DIRECTIONS: Copy out every line that contains "spread".

Records that describe figures
"""

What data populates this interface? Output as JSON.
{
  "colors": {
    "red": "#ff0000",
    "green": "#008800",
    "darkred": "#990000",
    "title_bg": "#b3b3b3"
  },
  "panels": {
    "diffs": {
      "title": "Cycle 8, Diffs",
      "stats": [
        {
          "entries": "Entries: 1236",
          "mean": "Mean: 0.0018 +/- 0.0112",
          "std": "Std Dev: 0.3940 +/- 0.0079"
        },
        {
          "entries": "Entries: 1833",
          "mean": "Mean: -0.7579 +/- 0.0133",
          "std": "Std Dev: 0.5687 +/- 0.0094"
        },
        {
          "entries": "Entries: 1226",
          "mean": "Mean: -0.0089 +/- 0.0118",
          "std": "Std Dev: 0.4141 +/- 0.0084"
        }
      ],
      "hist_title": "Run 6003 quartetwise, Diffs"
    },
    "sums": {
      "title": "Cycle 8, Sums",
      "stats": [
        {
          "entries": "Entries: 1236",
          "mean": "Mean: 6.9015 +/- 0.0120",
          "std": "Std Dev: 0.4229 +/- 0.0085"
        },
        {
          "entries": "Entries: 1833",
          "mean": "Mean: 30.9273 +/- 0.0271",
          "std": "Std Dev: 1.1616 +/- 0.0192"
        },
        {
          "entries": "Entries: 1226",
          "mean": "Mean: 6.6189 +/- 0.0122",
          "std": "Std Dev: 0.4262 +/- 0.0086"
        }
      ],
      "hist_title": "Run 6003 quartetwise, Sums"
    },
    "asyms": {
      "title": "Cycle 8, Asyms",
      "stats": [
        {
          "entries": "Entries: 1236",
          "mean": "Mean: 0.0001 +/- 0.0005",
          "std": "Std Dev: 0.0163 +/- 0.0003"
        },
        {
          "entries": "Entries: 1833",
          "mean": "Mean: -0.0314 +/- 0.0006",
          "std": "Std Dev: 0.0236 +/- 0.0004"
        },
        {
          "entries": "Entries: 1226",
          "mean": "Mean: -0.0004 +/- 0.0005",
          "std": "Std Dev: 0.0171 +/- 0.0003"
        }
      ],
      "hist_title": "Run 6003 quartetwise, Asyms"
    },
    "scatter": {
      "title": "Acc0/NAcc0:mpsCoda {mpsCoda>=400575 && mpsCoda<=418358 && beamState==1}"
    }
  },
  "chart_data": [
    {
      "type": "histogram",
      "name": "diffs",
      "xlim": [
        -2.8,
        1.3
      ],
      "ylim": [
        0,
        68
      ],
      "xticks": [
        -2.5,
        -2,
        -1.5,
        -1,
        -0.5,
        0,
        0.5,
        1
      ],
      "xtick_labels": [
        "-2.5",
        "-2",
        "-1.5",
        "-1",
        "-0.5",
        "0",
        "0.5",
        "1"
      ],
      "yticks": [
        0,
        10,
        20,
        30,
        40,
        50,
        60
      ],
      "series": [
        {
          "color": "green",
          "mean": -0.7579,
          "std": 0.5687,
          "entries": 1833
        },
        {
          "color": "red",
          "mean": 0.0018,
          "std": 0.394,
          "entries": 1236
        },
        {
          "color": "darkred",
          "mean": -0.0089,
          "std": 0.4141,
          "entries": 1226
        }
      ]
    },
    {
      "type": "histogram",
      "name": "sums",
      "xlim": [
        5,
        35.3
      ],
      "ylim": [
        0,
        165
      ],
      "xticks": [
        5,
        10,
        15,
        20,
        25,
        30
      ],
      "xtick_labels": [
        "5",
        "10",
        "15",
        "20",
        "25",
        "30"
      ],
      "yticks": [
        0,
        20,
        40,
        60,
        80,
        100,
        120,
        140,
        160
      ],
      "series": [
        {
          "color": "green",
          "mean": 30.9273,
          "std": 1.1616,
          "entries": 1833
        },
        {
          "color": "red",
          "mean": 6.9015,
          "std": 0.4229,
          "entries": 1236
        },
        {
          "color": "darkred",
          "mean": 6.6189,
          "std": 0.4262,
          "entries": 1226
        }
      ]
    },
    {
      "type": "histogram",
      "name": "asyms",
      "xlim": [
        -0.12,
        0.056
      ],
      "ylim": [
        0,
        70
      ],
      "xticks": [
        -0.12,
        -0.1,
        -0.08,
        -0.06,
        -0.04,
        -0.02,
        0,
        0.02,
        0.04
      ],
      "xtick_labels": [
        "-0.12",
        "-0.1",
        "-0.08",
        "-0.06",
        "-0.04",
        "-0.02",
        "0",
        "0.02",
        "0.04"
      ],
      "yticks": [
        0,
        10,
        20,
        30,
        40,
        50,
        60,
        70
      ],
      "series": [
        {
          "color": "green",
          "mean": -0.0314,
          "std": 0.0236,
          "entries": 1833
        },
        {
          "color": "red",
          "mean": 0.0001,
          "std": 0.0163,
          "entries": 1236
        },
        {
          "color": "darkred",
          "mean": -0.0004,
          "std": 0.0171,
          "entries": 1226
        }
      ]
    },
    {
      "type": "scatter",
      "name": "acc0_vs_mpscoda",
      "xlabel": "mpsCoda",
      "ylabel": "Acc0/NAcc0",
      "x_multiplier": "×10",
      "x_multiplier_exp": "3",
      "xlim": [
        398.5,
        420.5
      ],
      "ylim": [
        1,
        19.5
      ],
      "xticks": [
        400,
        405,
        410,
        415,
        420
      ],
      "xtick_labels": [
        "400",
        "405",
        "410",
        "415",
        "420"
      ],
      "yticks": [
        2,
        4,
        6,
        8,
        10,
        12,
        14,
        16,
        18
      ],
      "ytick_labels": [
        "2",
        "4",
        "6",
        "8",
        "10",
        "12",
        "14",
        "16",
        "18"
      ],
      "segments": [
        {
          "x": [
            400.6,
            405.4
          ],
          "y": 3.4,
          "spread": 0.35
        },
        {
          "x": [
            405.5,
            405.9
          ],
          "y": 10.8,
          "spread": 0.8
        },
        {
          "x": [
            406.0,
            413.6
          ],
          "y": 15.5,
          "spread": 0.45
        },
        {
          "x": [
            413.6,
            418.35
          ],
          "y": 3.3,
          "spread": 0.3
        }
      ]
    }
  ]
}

"""
"""

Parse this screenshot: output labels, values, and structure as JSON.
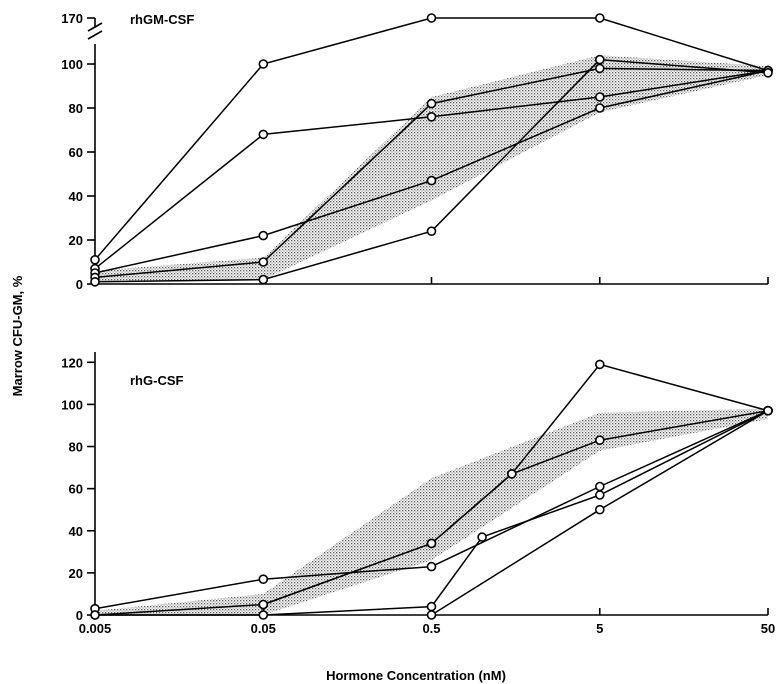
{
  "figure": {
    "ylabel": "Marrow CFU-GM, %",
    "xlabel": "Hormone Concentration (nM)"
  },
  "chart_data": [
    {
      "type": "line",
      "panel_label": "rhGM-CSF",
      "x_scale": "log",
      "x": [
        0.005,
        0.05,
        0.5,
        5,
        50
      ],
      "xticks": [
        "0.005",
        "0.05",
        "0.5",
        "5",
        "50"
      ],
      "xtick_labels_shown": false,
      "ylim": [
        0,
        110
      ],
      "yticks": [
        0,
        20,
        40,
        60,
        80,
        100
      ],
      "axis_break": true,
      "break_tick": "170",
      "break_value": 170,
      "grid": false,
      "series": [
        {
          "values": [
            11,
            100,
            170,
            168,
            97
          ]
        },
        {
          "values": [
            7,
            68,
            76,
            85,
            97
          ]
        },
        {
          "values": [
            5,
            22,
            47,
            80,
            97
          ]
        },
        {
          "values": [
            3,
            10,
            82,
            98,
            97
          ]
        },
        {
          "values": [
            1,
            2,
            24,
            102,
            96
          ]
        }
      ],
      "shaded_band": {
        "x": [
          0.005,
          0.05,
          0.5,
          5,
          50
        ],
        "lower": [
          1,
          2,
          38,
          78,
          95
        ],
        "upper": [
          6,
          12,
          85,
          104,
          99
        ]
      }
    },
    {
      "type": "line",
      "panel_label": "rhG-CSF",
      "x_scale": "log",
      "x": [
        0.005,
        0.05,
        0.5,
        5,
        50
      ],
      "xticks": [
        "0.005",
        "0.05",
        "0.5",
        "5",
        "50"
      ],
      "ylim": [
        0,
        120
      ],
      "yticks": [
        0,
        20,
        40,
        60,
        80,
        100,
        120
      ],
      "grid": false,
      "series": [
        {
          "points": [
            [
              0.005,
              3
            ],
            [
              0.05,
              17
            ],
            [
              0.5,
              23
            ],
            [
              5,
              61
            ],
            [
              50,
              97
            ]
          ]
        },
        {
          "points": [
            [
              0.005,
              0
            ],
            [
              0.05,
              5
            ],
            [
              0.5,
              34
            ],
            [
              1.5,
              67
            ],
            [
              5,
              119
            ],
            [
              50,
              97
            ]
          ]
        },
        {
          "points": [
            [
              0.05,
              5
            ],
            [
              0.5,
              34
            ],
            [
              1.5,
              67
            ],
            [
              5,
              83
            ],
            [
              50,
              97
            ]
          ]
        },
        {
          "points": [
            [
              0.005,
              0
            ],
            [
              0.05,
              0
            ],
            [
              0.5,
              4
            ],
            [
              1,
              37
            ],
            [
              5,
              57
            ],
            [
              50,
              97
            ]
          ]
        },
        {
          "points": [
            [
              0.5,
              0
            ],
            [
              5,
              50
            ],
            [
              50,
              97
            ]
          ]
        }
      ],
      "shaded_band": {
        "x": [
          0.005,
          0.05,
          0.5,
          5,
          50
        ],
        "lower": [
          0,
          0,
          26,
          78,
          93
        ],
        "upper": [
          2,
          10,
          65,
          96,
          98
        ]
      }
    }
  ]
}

"""

SOLVED PROBLEM:
          "spread": 0.35
          "spread": 0.8
          "spread": 0.45
          "spread": 0.3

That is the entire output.